● What this task involves: Copy every line of the items below word for word, and leave out the pictures.

● Data shown:
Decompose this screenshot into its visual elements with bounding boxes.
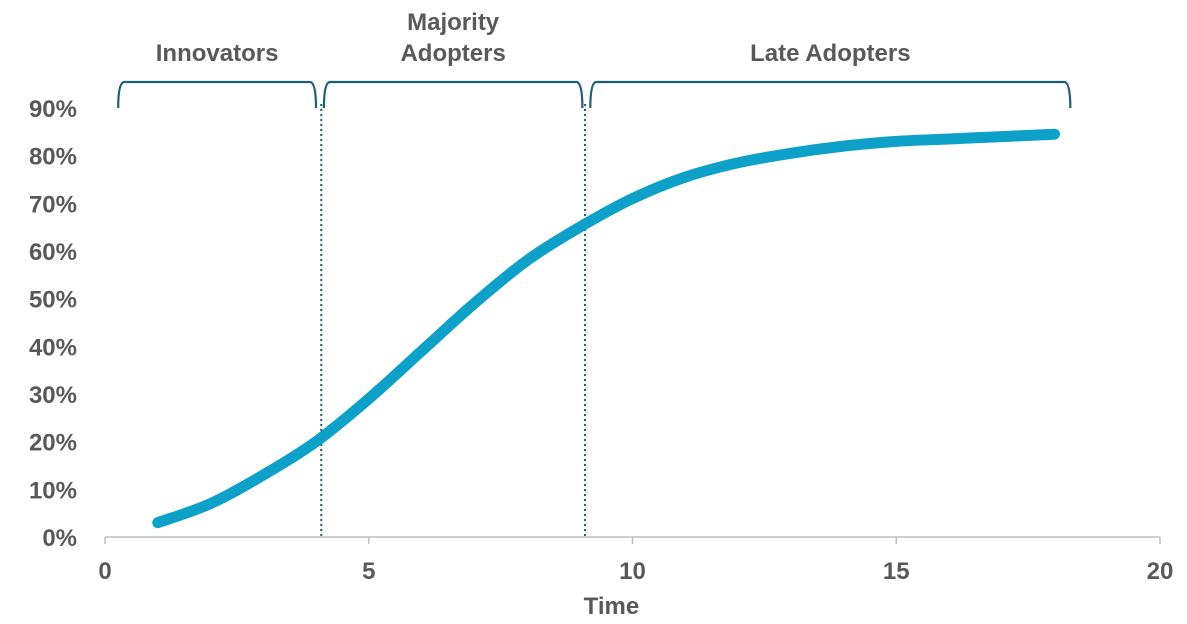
phase-dividers [320, 104, 587, 537]
x-tick-label: 15 [883, 558, 910, 585]
phase-label: Late Adopters [750, 40, 910, 67]
x-tick-label: 20 [1147, 558, 1174, 585]
x-tick-label: 0 [98, 558, 111, 585]
y-tick-label: 70% [29, 191, 77, 218]
phase-bracket [589, 80, 1072, 109]
series-layer [152, 128, 1060, 529]
phase-label: Adopters [400, 40, 505, 67]
phase-labels: Innovators Majority Adopters Late Adopters [156, 9, 911, 67]
y-axis-ticks: 0% 10% 20% 30% 40% 50% 60% 70% 80% 90% [29, 96, 77, 552]
x-axis-title: Time [584, 593, 640, 620]
x-tick-label: 5 [362, 558, 375, 585]
y-tick-label: 40% [29, 334, 77, 361]
phase-bracket [322, 80, 584, 109]
y-tick-label: 50% [29, 287, 77, 314]
x-tick-label: 10 [619, 558, 646, 585]
phase-label: Majority [407, 9, 500, 36]
y-tick-label: 0% [42, 525, 77, 552]
phase-brackets [117, 80, 1072, 109]
y-tick-label: 80% [29, 144, 77, 171]
y-tick-label: 10% [29, 477, 77, 504]
y-tick-label: 60% [29, 239, 77, 266]
y-tick-label: 20% [29, 430, 77, 457]
adoption-series-line [152, 128, 1060, 529]
x-axis-ticks: 0 5 10 15 20 [98, 537, 1173, 585]
y-tick-label: 30% [29, 382, 77, 409]
phase-label: Innovators [156, 40, 279, 67]
phase-bracket [117, 80, 318, 109]
y-tick-label: 90% [29, 96, 77, 123]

● Output for this task:
Decompose this screenshot into its visual elements with bounding boxes.
phase-dividers [320, 104, 587, 537]
x-tick-label: 15 [883, 558, 910, 585]
phase-label: Late Adopters [750, 40, 910, 67]
x-tick-label: 20 [1147, 558, 1174, 585]
x-tick-label: 0 [98, 558, 111, 585]
y-tick-label: 70% [29, 191, 77, 218]
phase-bracket [589, 80, 1072, 109]
series-layer [152, 128, 1060, 529]
phase-label: Adopters [400, 40, 505, 67]
phase-labels: Innovators Majority Adopters Late Adopters [156, 9, 911, 67]
y-axis-ticks: 0% 10% 20% 30% 40% 50% 60% 70% 80% 90% [29, 96, 77, 552]
x-axis-title: Time [584, 593, 640, 620]
x-tick-label: 5 [362, 558, 375, 585]
y-tick-label: 40% [29, 334, 77, 361]
phase-bracket [322, 80, 584, 109]
y-tick-label: 50% [29, 287, 77, 314]
x-tick-label: 10 [619, 558, 646, 585]
phase-label: Majority [407, 9, 500, 36]
y-tick-label: 0% [42, 525, 77, 552]
phase-brackets [117, 80, 1072, 109]
y-tick-label: 80% [29, 144, 77, 171]
y-tick-label: 10% [29, 477, 77, 504]
y-tick-label: 60% [29, 239, 77, 266]
y-tick-label: 20% [29, 430, 77, 457]
adoption-series-line [152, 128, 1060, 529]
x-axis-ticks: 0 5 10 15 20 [98, 537, 1173, 585]
y-tick-label: 30% [29, 382, 77, 409]
phase-label: Innovators [156, 40, 279, 67]
phase-bracket [117, 80, 318, 109]
y-tick-label: 90% [29, 96, 77, 123]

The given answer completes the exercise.